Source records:
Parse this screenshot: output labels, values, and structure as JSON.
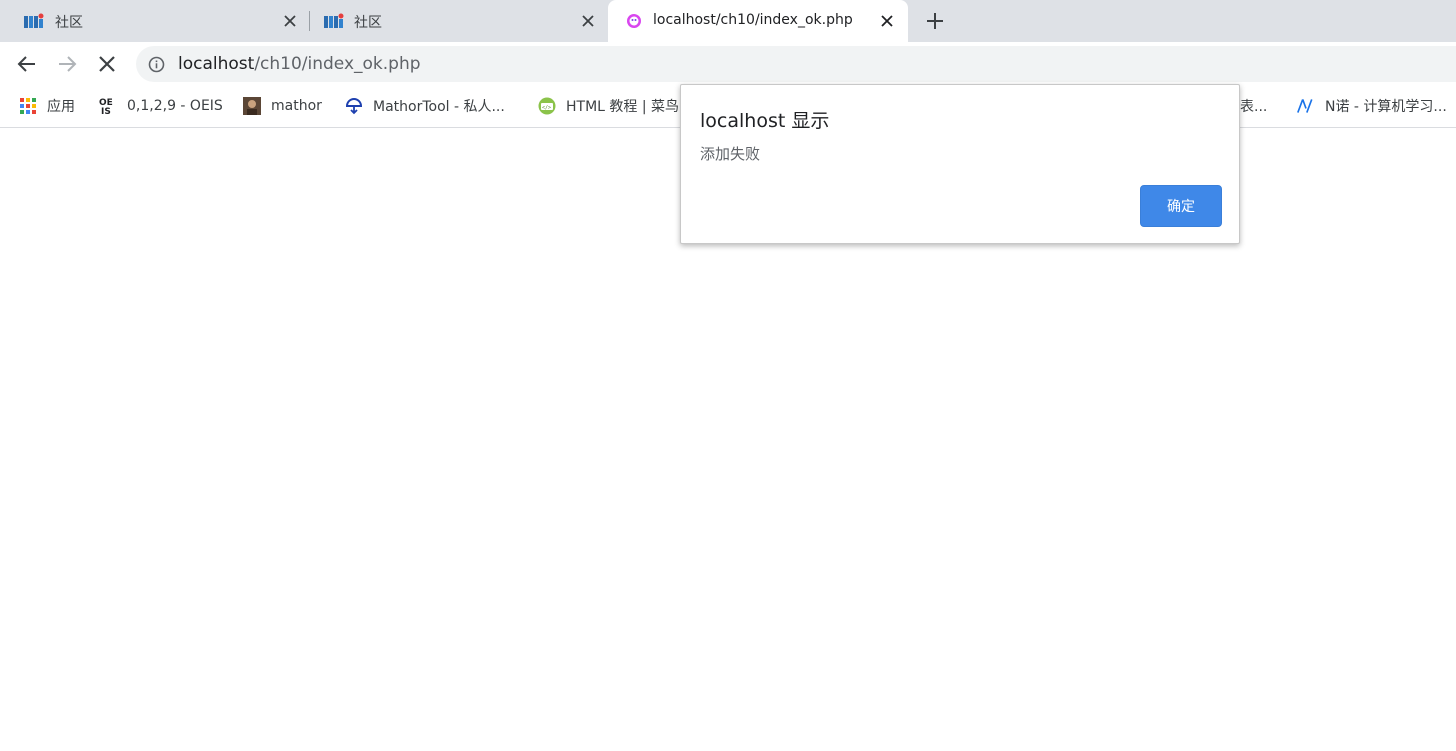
{
  "tabs": [
    {
      "title": "社区",
      "favicon": "community-logo-icon",
      "active": false
    },
    {
      "title": "社区",
      "favicon": "community-logo-icon",
      "active": false
    },
    {
      "title": "localhost/ch10/index_ok.php",
      "favicon": "page-favicon-icon",
      "active": true
    }
  ],
  "toolbar": {
    "url_host": "localhost",
    "url_path": "/ch10/index_ok.php"
  },
  "bookmarks": [
    {
      "label": "应用",
      "icon": "apps-grid-icon"
    },
    {
      "label": "0,1,2,9 - OEIS",
      "icon": "oeis-icon"
    },
    {
      "label": "mathor",
      "icon": "avatar-icon"
    },
    {
      "label": "MathorTool - 私人...",
      "icon": "cloud-icon"
    },
    {
      "label": "HTML 教程 | 菜鸟",
      "icon": "runoob-icon"
    },
    {
      "label": "表...",
      "icon": ""
    },
    {
      "label": "N诺 - 计算机学习...",
      "icon": "nnuo-icon"
    }
  ],
  "dialog": {
    "title": "localhost 显示",
    "message": "添加失败",
    "ok_label": "确定"
  },
  "colors": {
    "tabstrip_bg": "#dee1e6",
    "omnibox_bg": "#f1f3f4",
    "dialog_button": "#3f88e8"
  }
}
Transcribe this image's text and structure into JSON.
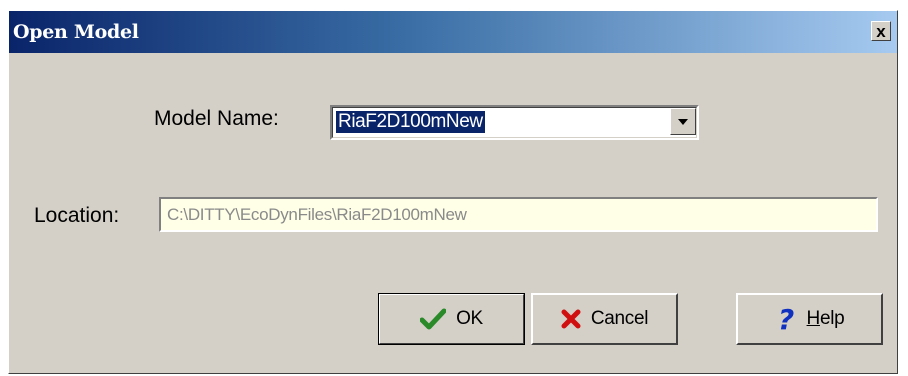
{
  "window": {
    "title": "Open Model",
    "close_label": "x"
  },
  "form": {
    "model_name_label": "Model Name:",
    "model_name_value": "RiaF2D100mNew",
    "location_label": "Location:",
    "location_value": "C:\\DITTY\\EcoDynFiles\\RiaF2D100mNew"
  },
  "buttons": {
    "ok_label": "OK",
    "cancel_label": "Cancel",
    "help_label_underlined": "H",
    "help_label_rest": "elp"
  },
  "icons": {
    "ok": "checkmark-icon",
    "cancel": "red-x-icon",
    "help": "question-mark-icon",
    "dropdown": "chevron-down-icon"
  },
  "colors": {
    "title_start": "#0a246a",
    "title_end": "#a6caf0",
    "selection": "#0a246a",
    "ok_check": "#2a8a2a",
    "cancel_x": "#d01010",
    "help_q": "#1030c0"
  }
}
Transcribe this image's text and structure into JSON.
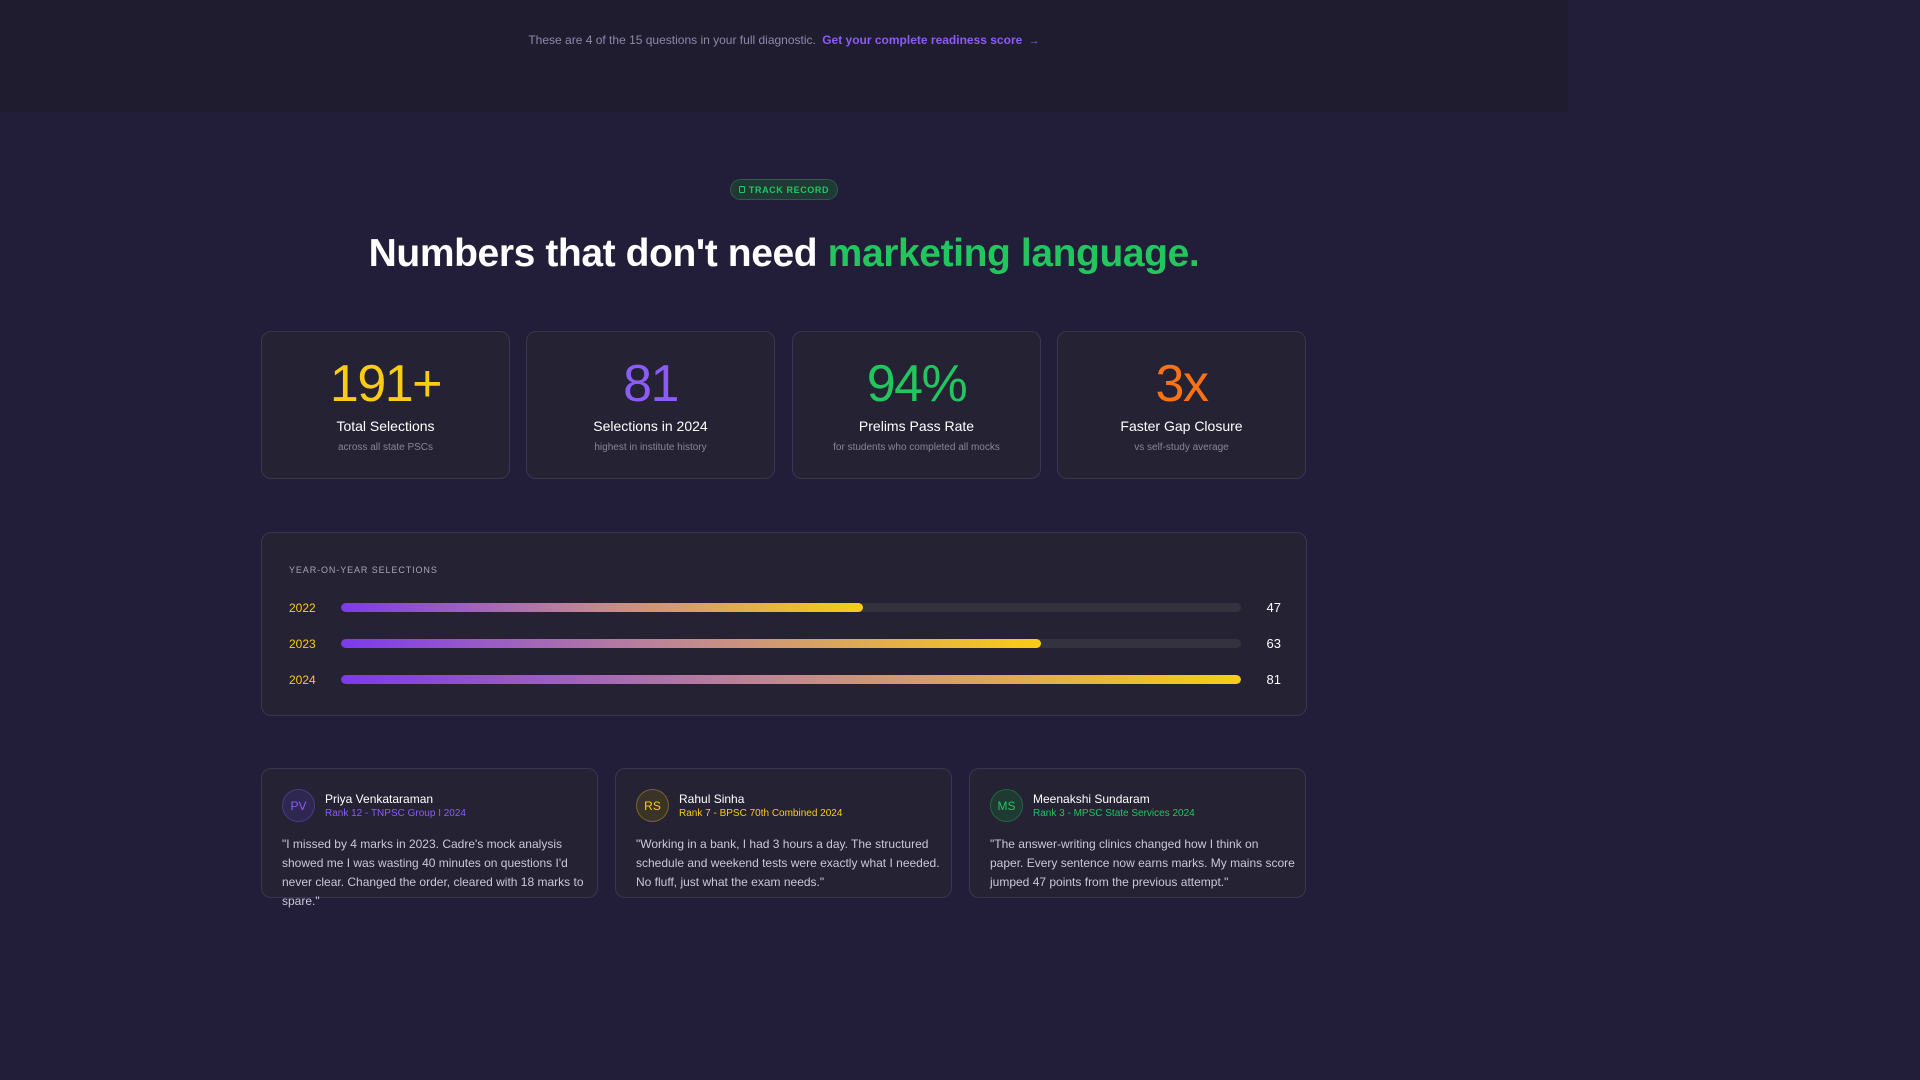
{
  "top_notice": {
    "text": "These are 4 of the 15 questions in your full diagnostic.",
    "cta": "Get your complete readiness score",
    "arrow": "→"
  },
  "badge": {
    "label": "TRACK RECORD",
    "icon": "shield-icon"
  },
  "headline": {
    "plain": "Numbers that don't need",
    "accent": "marketing language."
  },
  "stats": [
    {
      "value": "191+",
      "label": "Total Selections",
      "sub": "across all state PSCs",
      "color": "#facc15"
    },
    {
      "value": "81",
      "label": "Selections in 2024",
      "sub": "highest in institute history",
      "color": "#8b5cf6"
    },
    {
      "value": "94%",
      "label": "Prelims Pass Rate",
      "sub": "for students who completed all mocks",
      "color": "#22c55e"
    },
    {
      "value": "3x",
      "label": "Faster Gap Closure",
      "sub": "vs self-study average",
      "color": "#f97316"
    }
  ],
  "chart_data": {
    "type": "bar",
    "title": "YEAR-ON-YEAR SELECTIONS",
    "categories": [
      "2022",
      "2023",
      "2024"
    ],
    "values": [
      47,
      63,
      81
    ],
    "xlim": [
      0,
      81
    ],
    "orientation": "horizontal",
    "gradient": [
      "#7c3aed",
      "#facc15"
    ]
  },
  "testimonials": [
    {
      "initials": "PV",
      "name": "Priya Venkataraman",
      "rank": "Rank 12 - TNPSC Group I 2024",
      "quote": "\"I missed by 4 marks in 2023. Cadre's mock analysis showed me I was wasting 40 minutes on questions I'd never clear. Changed the order, cleared with 18 marks to spare.\"",
      "color": "#8b5cf6",
      "avatar_bg": "#2e2750"
    },
    {
      "initials": "RS",
      "name": "Rahul Sinha",
      "rank": "Rank 7 - BPSC 70th Combined 2024",
      "quote": "\"Working in a bank, I had 3 hours a day. The structured schedule and weekend tests were exactly what I needed. No fluff, just what the exam needs.\"",
      "color": "#facc15",
      "avatar_bg": "#3a3428"
    },
    {
      "initials": "MS",
      "name": "Meenakshi Sundaram",
      "rank": "Rank 3 - MPSC State Services 2024",
      "quote": "\"The answer-writing clinics changed how I think on paper. Every sentence now earns marks. My mains score jumped 47 points from the previous attempt.\"",
      "color": "#22c55e",
      "avatar_bg": "#1f3a32"
    }
  ]
}
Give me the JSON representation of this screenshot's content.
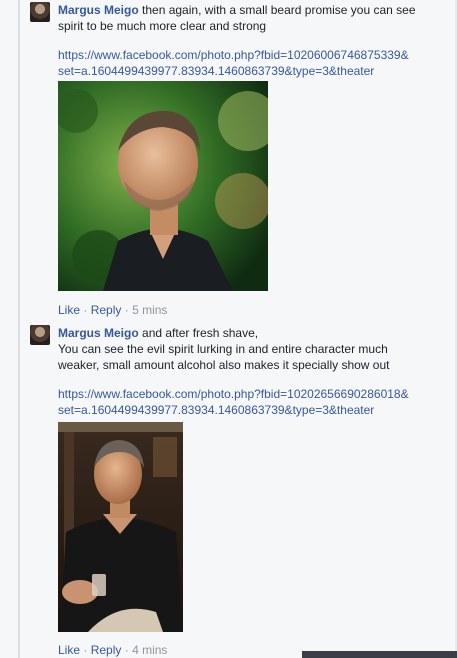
{
  "comments": [
    {
      "author": "Margus Meigo",
      "text_first": "then again, with a small beard promise you can see",
      "text_rest": "spirit to be much more clear and strong",
      "link_line1": "https://www.facebook.com/photo.php?fbid=10206006746875339&",
      "link_line2": "set=a.1604499439977.83934.1460863739&type=3&theater",
      "like": "Like",
      "reply": "Reply",
      "sep": "·",
      "time": "5 mins"
    },
    {
      "author": "Margus Meigo",
      "text_first": "and after fresh shave,",
      "text_line2": "You can see the evil spirit lurking in and entire character much",
      "text_line3": "weaker, small amount alcohol also makes it specially show out",
      "link_line1": "https://www.facebook.com/photo.php?fbid=10202656690286018&",
      "link_line2": "set=a.1604499439977.83934.1460863739&type=3&theater",
      "like": "Like",
      "reply": "Reply",
      "sep": "·",
      "time": "4 mins"
    }
  ]
}
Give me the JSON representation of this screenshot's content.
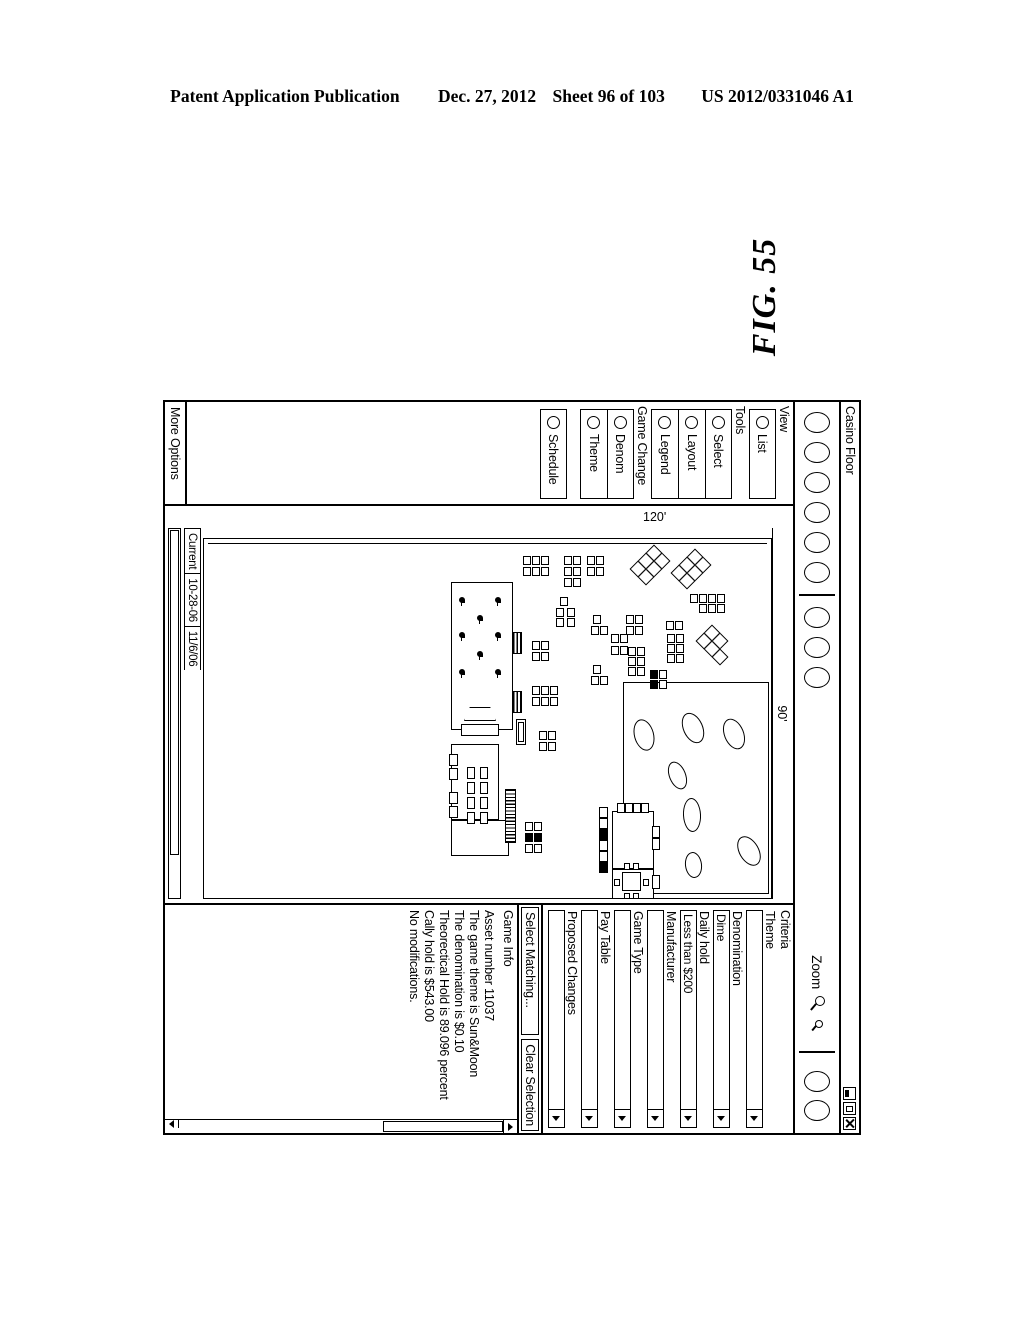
{
  "patent_header": {
    "publication": "Patent Application Publication",
    "date": "Dec. 27, 2012",
    "sheet": "Sheet 96 of 103",
    "number": "US 2012/0331046 A1"
  },
  "figure": {
    "label": "FIG. 55"
  },
  "window": {
    "title": "Casino Floor",
    "controls": [
      "minimize-button",
      "maximize-button",
      "close-button"
    ]
  },
  "toolbar": {
    "left_buttons": [
      "btn-1",
      "btn-2",
      "btn-3",
      "btn-4",
      "btn-5",
      "btn-6"
    ],
    "mid_buttons": [
      "btn-7",
      "btn-8",
      "btn-9"
    ],
    "zoom_label": "Zoom",
    "zoom_in_icon": "magnifier-icon",
    "zoom_out_icon": "magnifier-small-icon",
    "right_buttons": [
      "btn-10",
      "btn-11"
    ]
  },
  "tools_panel": {
    "view_header": "View",
    "view_items": [
      {
        "label": "List"
      }
    ],
    "tools_header": "Tools",
    "tools_items": [
      {
        "label": "Select"
      },
      {
        "label": "Layout"
      },
      {
        "label": "Legend"
      }
    ],
    "game_change_header": "Game Change",
    "game_change_items": [
      {
        "label": "Denom"
      },
      {
        "label": "Theme"
      }
    ],
    "schedule_items": [
      {
        "label": "Schedule"
      }
    ],
    "more_options": "More Options"
  },
  "map": {
    "width_dim": "90'",
    "height_dim": "120'",
    "tabs": [
      "Current",
      "10-28-06",
      "11/6/06"
    ]
  },
  "criteria": {
    "header": "Criteria",
    "fields": [
      {
        "label": "Theme",
        "value": ""
      },
      {
        "label": "Denomination",
        "value": "Dime"
      },
      {
        "label": "Daily hold",
        "value": "Less than $200"
      },
      {
        "label": "Manufacturer",
        "value": ""
      },
      {
        "label": "Game Type",
        "value": ""
      },
      {
        "label": "Pay Table",
        "value": ""
      },
      {
        "label": "Proposed Changes",
        "value": ""
      }
    ],
    "select_matching_button": "Select Matching...",
    "clear_selection_button": "Clear Selection"
  },
  "game_info": {
    "header": "Game Info",
    "lines": [
      "Asset number 11037",
      "The game theme is Sun&Moon",
      "The denomination is $0.10",
      "Theorectical Hold is 89.096 percent",
      "Cally hold is $543.00",
      "No modifications."
    ]
  }
}
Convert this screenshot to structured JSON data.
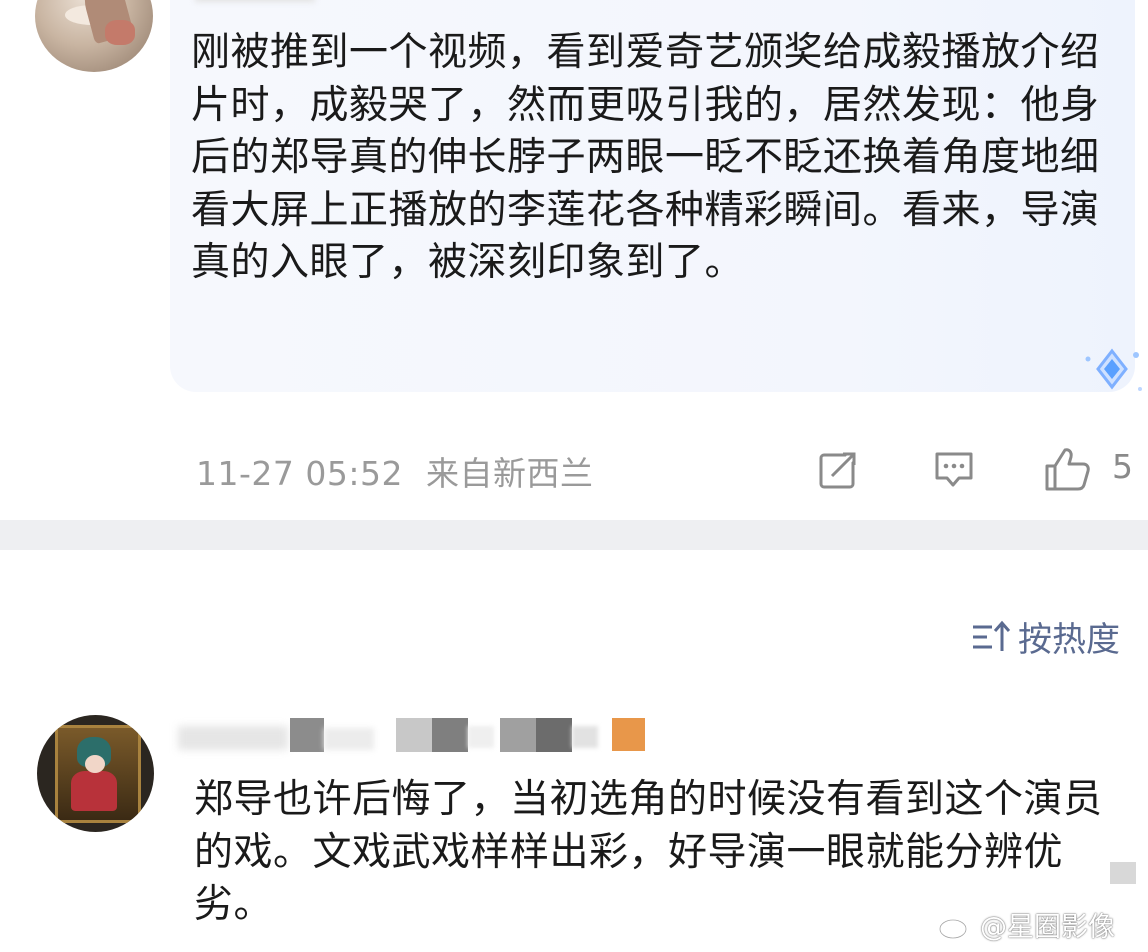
{
  "comment1": {
    "text": "刚被推到一个视频，看到爱奇艺颁奖给成毅播放介绍片时，成毅哭了，然而更吸引我的，居然发现：他身后的郑导真的伸长脖子两眼一眨不眨还换着角度地细看大屏上正播放的李莲花各种精彩瞬间。看来，导演真的入眼了，被深刻印象到了。",
    "timestamp": "11-27 05:52",
    "location": "来自新西兰",
    "like_count": "5",
    "icons": {
      "share": "share-icon",
      "reply": "comment-icon",
      "like": "thumbs-up-icon"
    }
  },
  "sort": {
    "label": "按热度",
    "icon": "sort-icon"
  },
  "comment2": {
    "text": "郑导也许后悔了，当初选角的时候没有看到这个演员的戏。文戏武戏样样出彩，好导演一眼就能分辨优劣。"
  },
  "watermark": {
    "text": "@星圈影像",
    "icon": "weibo-logo-icon"
  },
  "colors": {
    "bubble": "#f3f6fd",
    "meta_text": "#9a9a9a",
    "sort_text": "#5a6a90",
    "divider": "#eeeff2",
    "badge_orange": "#e8974a"
  }
}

What the task asks. Take only the line containing "Convert this screenshot" and every line after it to the end of the entries, and copy them exactly, pictures excluded.

Worked solution.
Convert this screenshot to structured JSON data.
{
  "comment1": {
    "text": "刚被推到一个视频，看到爱奇艺颁奖给成毅播放介绍片时，成毅哭了，然而更吸引我的，居然发现：他身后的郑导真的伸长脖子两眼一眨不眨还换着角度地细看大屏上正播放的李莲花各种精彩瞬间。看来，导演真的入眼了，被深刻印象到了。",
    "timestamp": "11-27 05:52",
    "location": "来自新西兰",
    "like_count": "5",
    "icons": {
      "share": "share-icon",
      "reply": "comment-icon",
      "like": "thumbs-up-icon"
    }
  },
  "sort": {
    "label": "按热度",
    "icon": "sort-icon"
  },
  "comment2": {
    "text": "郑导也许后悔了，当初选角的时候没有看到这个演员的戏。文戏武戏样样出彩，好导演一眼就能分辨优劣。"
  },
  "watermark": {
    "text": "@星圈影像",
    "icon": "weibo-logo-icon"
  },
  "colors": {
    "bubble": "#f3f6fd",
    "meta_text": "#9a9a9a",
    "sort_text": "#5a6a90",
    "divider": "#eeeff2",
    "badge_orange": "#e8974a"
  }
}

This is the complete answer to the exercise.